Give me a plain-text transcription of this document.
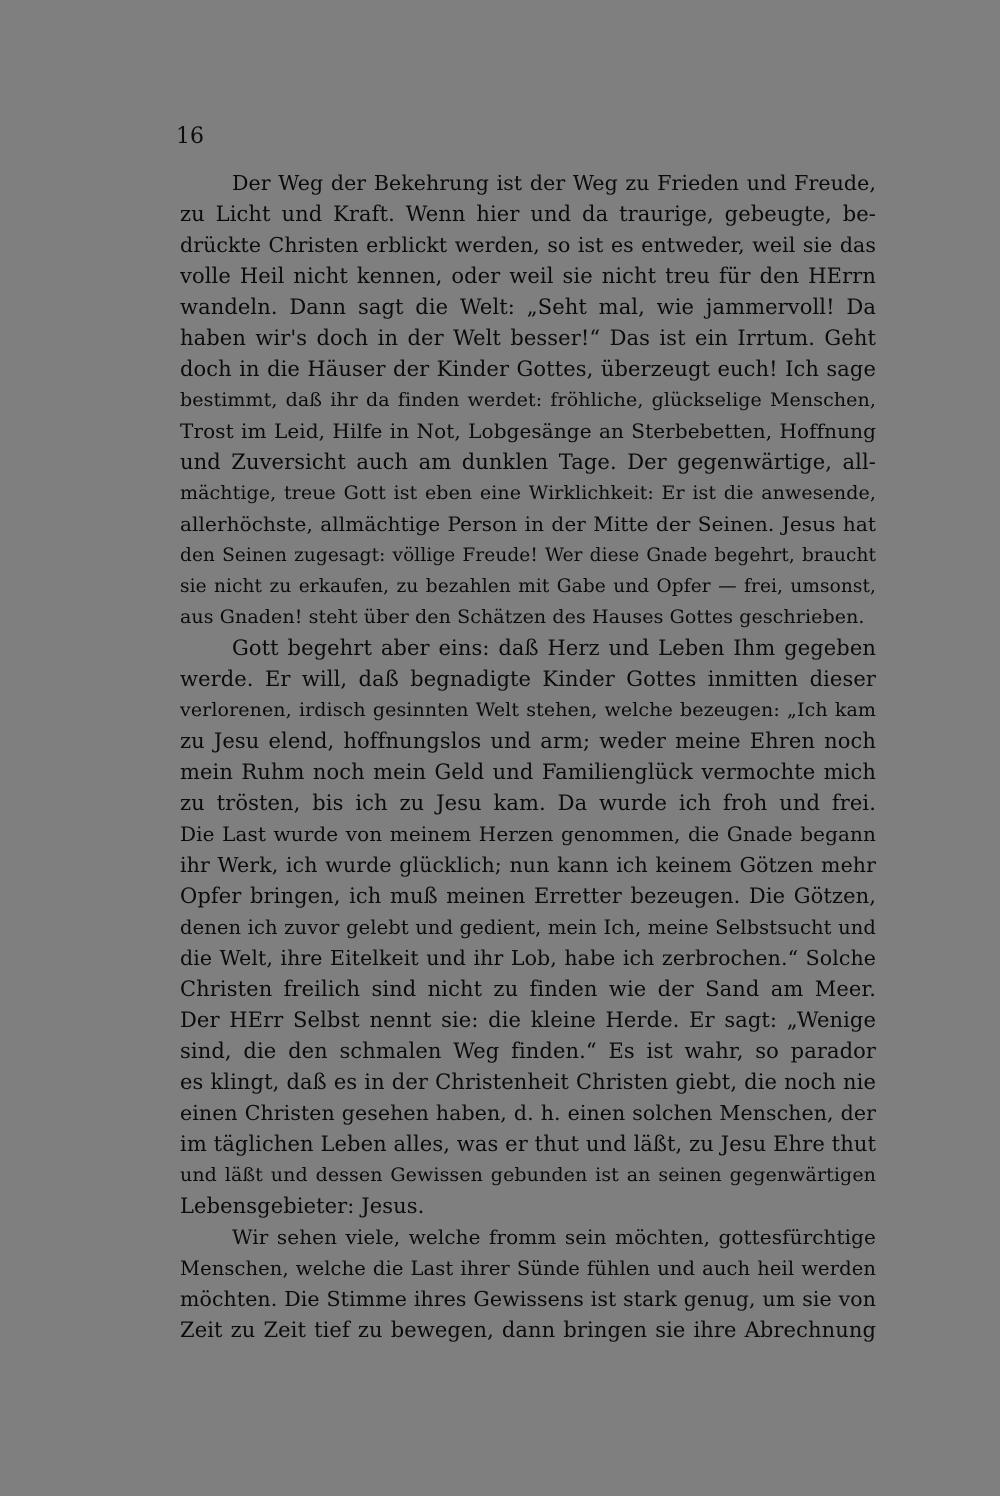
16
Der Weg der Bekehrung ist der Weg zu Frieden und Freude,
zu Licht und Kraft. Wenn hier und da traurige, gebeugte, be-
drückte Christen erblickt werden, so ist es entweder, weil sie das
volle Heil nicht kennen, oder weil sie nicht treu für den HErrn
wandeln. Dann sagt die Welt: „Seht mal, wie jammervoll! Da
haben wir's doch in der Welt besser!“ Das ist ein Irrtum. Geht
doch in die Häuser der Kinder Gottes, überzeugt euch! Ich sage
bestimmt, daß ihr da finden werdet: fröhliche, glückselige Menschen,
Trost im Leid, Hilfe in Not, Lobgesänge an Sterbebetten, Hoffnung
und Zuversicht auch am dunklen Tage. Der gegenwärtige, all-
mächtige, treue Gott ist eben eine Wirklichkeit: Er ist die anwesende,
allerhöchste, allmächtige Person in der Mitte der Seinen. Jesus hat
den Seinen zugesagt: völlige Freude! Wer diese Gnade begehrt, braucht
sie nicht zu erkaufen, zu bezahlen mit Gabe und Opfer — frei, umsonst,
aus Gnaden! steht über den Schätzen des Hauses Gottes geschrieben.
Gott begehrt aber eins: daß Herz und Leben Ihm gegeben
werde. Er will, daß begnadigte Kinder Gottes inmitten dieser
verlorenen, irdisch gesinnten Welt stehen, welche bezeugen: „Ich kam
zu Jesu elend, hoffnungslos und arm; weder meine Ehren noch
mein Ruhm noch mein Geld und Familienglück vermochte mich
zu trösten, bis ich zu Jesu kam. Da wurde ich froh und frei.
Die Last wurde von meinem Herzen genommen, die Gnade begann
ihr Werk, ich wurde glücklich; nun kann ich keinem Götzen mehr
Opfer bringen, ich muß meinen Erretter bezeugen. Die Götzen,
denen ich zuvor gelebt und gedient, mein Ich, meine Selbstsucht und
die Welt, ihre Eitelkeit und ihr Lob, habe ich zerbrochen.“ Solche
Christen freilich sind nicht zu finden wie der Sand am Meer.
Der HErr Selbst nennt sie: die kleine Herde. Er sagt: „Wenige
sind, die den schmalen Weg finden.“ Es ist wahr, so parador
es klingt, daß es in der Christenheit Christen giebt, die noch nie
einen Christen gesehen haben, d. h. einen solchen Menschen, der
im täglichen Leben alles, was er thut und läßt, zu Jesu Ehre thut
und läßt und dessen Gewissen gebunden ist an seinen gegenwärtigen
Lebensgebieter: Jesus.
Wir sehen viele, welche fromm sein möchten, gottesfürchtige
Menschen, welche die Last ihrer Sünde fühlen und auch heil werden
möchten. Die Stimme ihres Gewissens ist stark genug, um sie von
Zeit zu Zeit tief zu bewegen, dann bringen sie ihre Abrechnung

• • • • • • •

- Task instructions
If the listing above includes images, copy every line of it exactly except those images.

- Completed exercise
Give me a plain-text transcription of this document.
16
Der Weg der Bekehrung ist der Weg zu Frieden und Freude,
zu Licht und Kraft. Wenn hier und da traurige, gebeugte, be-
drückte Christen erblickt werden, so ist es entweder, weil sie das
volle Heil nicht kennen, oder weil sie nicht treu für den HErrn
wandeln. Dann sagt die Welt: „Seht mal, wie jammervoll! Da
haben wir's doch in der Welt besser!“ Das ist ein Irrtum. Geht
doch in die Häuser der Kinder Gottes, überzeugt euch! Ich sage
bestimmt, daß ihr da finden werdet: fröhliche, glückselige Menschen,
Trost im Leid, Hilfe in Not, Lobgesänge an Sterbebetten, Hoffnung
und Zuversicht auch am dunklen Tage. Der gegenwärtige, all-
mächtige, treue Gott ist eben eine Wirklichkeit: Er ist die anwesende,
allerhöchste, allmächtige Person in der Mitte der Seinen. Jesus hat
den Seinen zugesagt: völlige Freude! Wer diese Gnade begehrt, braucht
sie nicht zu erkaufen, zu bezahlen mit Gabe und Opfer — frei, umsonst,
aus Gnaden! steht über den Schätzen des Hauses Gottes geschrieben.
Gott begehrt aber eins: daß Herz und Leben Ihm gegeben
werde. Er will, daß begnadigte Kinder Gottes inmitten dieser
verlorenen, irdisch gesinnten Welt stehen, welche bezeugen: „Ich kam
zu Jesu elend, hoffnungslos und arm; weder meine Ehren noch
mein Ruhm noch mein Geld und Familienglück vermochte mich
zu trösten, bis ich zu Jesu kam. Da wurde ich froh und frei.
Die Last wurde von meinem Herzen genommen, die Gnade begann
ihr Werk, ich wurde glücklich; nun kann ich keinem Götzen mehr
Opfer bringen, ich muß meinen Erretter bezeugen. Die Götzen,
denen ich zuvor gelebt und gedient, mein Ich, meine Selbstsucht und
die Welt, ihre Eitelkeit und ihr Lob, habe ich zerbrochen.“ Solche
Christen freilich sind nicht zu finden wie der Sand am Meer.
Der HErr Selbst nennt sie: die kleine Herde. Er sagt: „Wenige
sind, die den schmalen Weg finden.“ Es ist wahr, so parador
es klingt, daß es in der Christenheit Christen giebt, die noch nie
einen Christen gesehen haben, d. h. einen solchen Menschen, der
im täglichen Leben alles, was er thut und läßt, zu Jesu Ehre thut
und läßt und dessen Gewissen gebunden ist an seinen gegenwärtigen
Lebensgebieter: Jesus.
Wir sehen viele, welche fromm sein möchten, gottesfürchtige
Menschen, welche die Last ihrer Sünde fühlen und auch heil werden
möchten. Die Stimme ihres Gewissens ist stark genug, um sie von
Zeit zu Zeit tief zu bewegen, dann bringen sie ihre Abrechnung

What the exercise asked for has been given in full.